### Task requirements:
Write out the material again exactly, please, and omit the pictures.

-- Begin Records for processing --

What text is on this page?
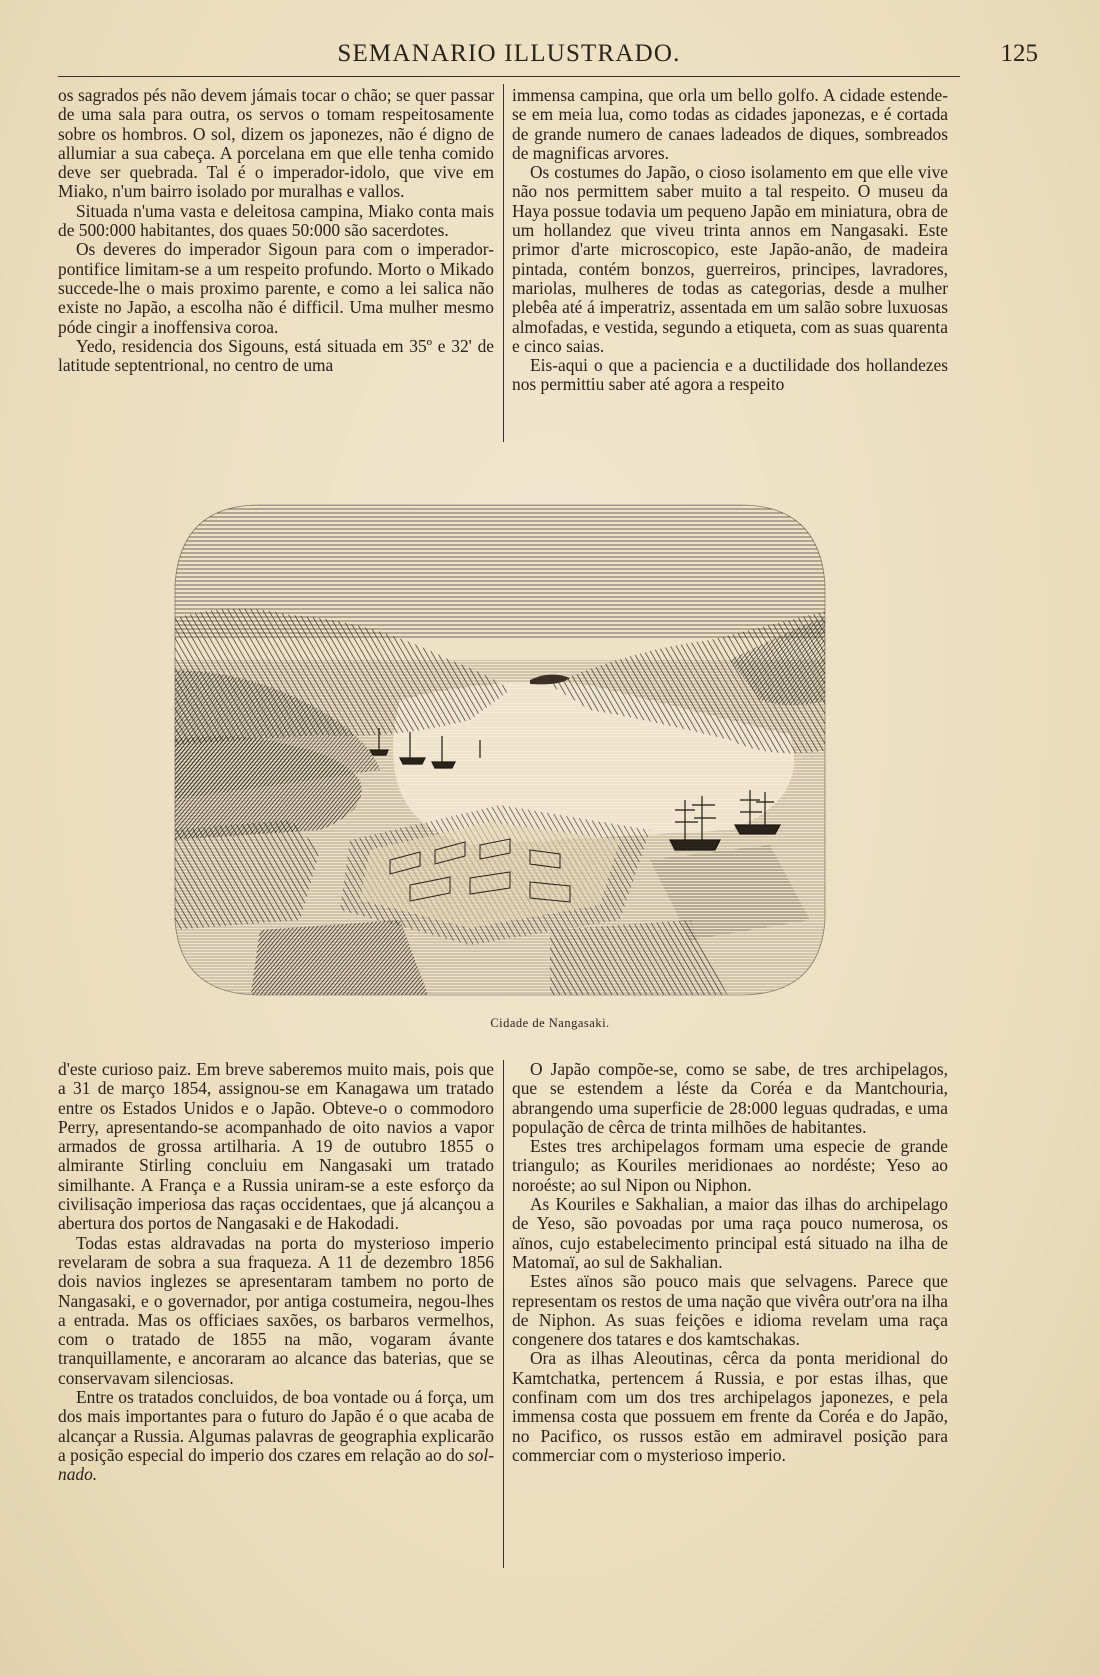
SEMANARIO ILLUSTRADO.	125

os sagrados pés não devem jámais tocar o chão; se quer passar de uma sala para outra, os servos o tomam respeitosamente sobre os hombros. O sol, dizem os japonezes, não é digno de allumiar a sua cabeça. A porcelana em que elle tenha comido deve ser quebrada. Tal é o imperador-idolo, que vive em Miako, n'um bairro isolado por muralhas e vallos.

Situada n'uma vasta e deleitosa campina, Miako conta mais de 500:000 habitantes, dos quaes 50:000 são sacerdotes.

Os deveres do imperador Sigoun para com o imperador-pontifice limitam-se a um respeito profundo. Morto o Mikado succede-lhe o mais proximo parente, e como a lei salica não existe no Japão, a escolha não é difficil. Uma mulher mesmo póde cingir a inoffensiva coroa.

Yedo, residencia dos Sigouns, está situada em 35º e 32' de latitude septentrional, no centro de uma

immensa campina, que orla um bello golfo. A cidade estende-se em meia lua, como todas as cidades japonezas, e é cortada de grande numero de canaes ladeados de diques, sombreados de magnificas arvores.

Os costumes do Japão, o cioso isolamento em que elle vive não nos permittem saber muito a tal respeito. O museu da Haya possue todavia um pequeno Japão em miniatura, obra de um hollandez que viveu trinta annos em Nangasaki. Este primor d'arte microscopico, este Japão-anão, de madeira pintada, contém bonzos, guerreiros, principes, lavradores, mariolas, mulheres de todas as categorias, desde a mulher plebêa até á imperatriz, assentada em um salão sobre luxuosas almofadas, e vestida, segundo a etiqueta, com as suas quarenta e cinco saias.

Eis-aqui o que a paciencia e a ductilidade dos hollandezes nos permittiu saber até agora a respeito

Cidade de Nangasaki.

d'este curioso paiz. Em breve saberemos muito mais, pois que a 31 de março 1854, assignou-se em Kanagawa um tratado entre os Estados Unidos e o Japão. Obteve-o o commodoro Perry, apresentando-se acompanhado de oito navios a vapor armados de grossa artilharia. A 19 de outubro 1855 o almirante Stirling concluiu em Nangasaki um tratado similhante. A França e a Russia uniram-se a este esforço da civilisação imperiosa das raças occidentaes, que já alcançou a abertura dos portos de Nangasaki e de Hakodadi.

Todas estas aldravadas na porta do mysterioso imperio revelaram de sobra a sua fraqueza. A 11 de dezembro 1856 dois navios inglezes se apresentaram tambem no porto de Nangasaki, e o governador, por antiga costumeira, negou-lhes a entrada. Mas os officiaes saxões, os barbaros vermelhos, com o tratado de 1855 na mão, vogaram ávante tranquillamente, e ancoraram ao alcance das baterias, que se conservavam silenciosas.

Entre os tratados concluidos, de boa vontade ou á força, um dos mais importantes para o futuro do Japão é o que acaba de alcançar a Russia. Algumas palavras de geographia explicarão a posição especial do imperio dos czares em relação ao do sol-nado.

O Japão compõe-se, como se sabe, de tres archipelagos, que se estendem a léste da Coréa e da Mantchouria, abrangendo uma superficie de 28:000 leguas qudradas, e uma população de cêrca de trinta milhões de habitantes.

Estes tres archipelagos formam uma especie de grande triangulo; as Kouriles meridionaes ao nordéste; Yeso ao noroéste; ao sul Nipon ou Niphon.

As Kouriles e Sakhalian, a maior das ilhas do archipelago de Yeso, são povoadas por uma raça pouco numerosa, os aïnos, cujo estabelecimento principal está situado na ilha de Matomaï, ao sul de Sakhalian.

Estes aïnos são pouco mais que selvagens. Parece que representam os restos de uma nação que vivêra outr'ora na ilha de Niphon. As suas feições e idioma revelam uma raça congenere dos tatares e dos kamtschakas.

Ora as ilhas Aleoutinas, cêrca da ponta meridional do Kamtchatka, pertencem á Russia, e por estas ilhas, que confinam com um dos tres archipelagos japonezes, e pela immensa costa que possuem em frente da Coréa e do Japão, no Pacifico, os russos estão em admiravel posição para commerciar com o mysterioso imperio.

-- End Records for processing --

### The result:
What text is on this page?
SEMANARIO ILLUSTRADO.	125

os sagrados pés não devem jámais tocar o chão; se quer passar de uma sala para outra, os servos o tomam respeitosamente sobre os hombros. O sol, dizem os japonezes, não é digno de allumiar a sua cabeça. A porcelana em que elle tenha comido deve ser quebrada. Tal é o imperador-idolo, que vive em Miako, n'um bairro isolado por muralhas e vallos.

Situada n'uma vasta e deleitosa campina, Miako conta mais de 500:000 habitantes, dos quaes 50:000 são sacerdotes.

Os deveres do imperador Sigoun para com o imperador-pontifice limitam-se a um respeito profundo. Morto o Mikado succede-lhe o mais proximo parente, e como a lei salica não existe no Japão, a escolha não é difficil. Uma mulher mesmo póde cingir a inoffensiva coroa.

Yedo, residencia dos Sigouns, está situada em 35º e 32' de latitude septentrional, no centro de uma

immensa campina, que orla um bello golfo. A cidade estende-se em meia lua, como todas as cidades japonezas, e é cortada de grande numero de canaes ladeados de diques, sombreados de magnificas arvores.

Os costumes do Japão, o cioso isolamento em que elle vive não nos permittem saber muito a tal respeito. O museu da Haya possue todavia um pequeno Japão em miniatura, obra de um hollandez que viveu trinta annos em Nangasaki. Este primor d'arte microscopico, este Japão-anão, de madeira pintada, contém bonzos, guerreiros, principes, lavradores, mariolas, mulheres de todas as categorias, desde a mulher plebêa até á imperatriz, assentada em um salão sobre luxuosas almofadas, e vestida, segundo a etiqueta, com as suas quarenta e cinco saias.

Eis-aqui o que a paciencia e a ductilidade dos hollandezes nos permittiu saber até agora a respeito

Cidade de Nangasaki.

d'este curioso paiz. Em breve saberemos muito mais, pois que a 31 de março 1854, assignou-se em Kanagawa um tratado entre os Estados Unidos e o Japão. Obteve-o o commodoro Perry, apresentando-se acompanhado de oito navios a vapor armados de grossa artilharia. A 19 de outubro 1855 o almirante Stirling concluiu em Nangasaki um tratado similhante. A França e a Russia uniram-se a este esforço da civilisação imperiosa das raças occidentaes, que já alcançou a abertura dos portos de Nangasaki e de Hakodadi.

Todas estas aldravadas na porta do mysterioso imperio revelaram de sobra a sua fraqueza. A 11 de dezembro 1856 dois navios inglezes se apresentaram tambem no porto de Nangasaki, e o governador, por antiga costumeira, negou-lhes a entrada. Mas os officiaes saxões, os barbaros vermelhos, com o tratado de 1855 na mão, vogaram ávante tranquillamente, e ancoraram ao alcance das baterias, que se conservavam silenciosas.

Entre os tratados concluidos, de boa vontade ou á força, um dos mais importantes para o futuro do Japão é o que acaba de alcançar a Russia. Algumas palavras de geographia explicarão a posição especial do imperio dos czares em relação ao do sol-nado.

O Japão compõe-se, como se sabe, de tres archipelagos, que se estendem a léste da Coréa e da Mantchouria, abrangendo uma superficie de 28:000 leguas qudradas, e uma população de cêrca de trinta milhões de habitantes.

Estes tres archipelagos formam uma especie de grande triangulo; as Kouriles meridionaes ao nordéste; Yeso ao noroéste; ao sul Nipon ou Niphon.

As Kouriles e Sakhalian, a maior das ilhas do archipelago de Yeso, são povoadas por uma raça pouco numerosa, os aïnos, cujo estabelecimento principal está situado na ilha de Matomaï, ao sul de Sakhalian.

Estes aïnos são pouco mais que selvagens. Parece que representam os restos de uma nação que vivêra outr'ora na ilha de Niphon. As suas feições e idioma revelam uma raça congenere dos tatares e dos kamtschakas.

Ora as ilhas Aleoutinas, cêrca da ponta meridional do Kamtchatka, pertencem á Russia, e por estas ilhas, que confinam com um dos tres archipelagos japonezes, e pela immensa costa que possuem em frente da Coréa e do Japão, no Pacifico, os russos estão em admiravel posição para commerciar com o mysterioso imperio.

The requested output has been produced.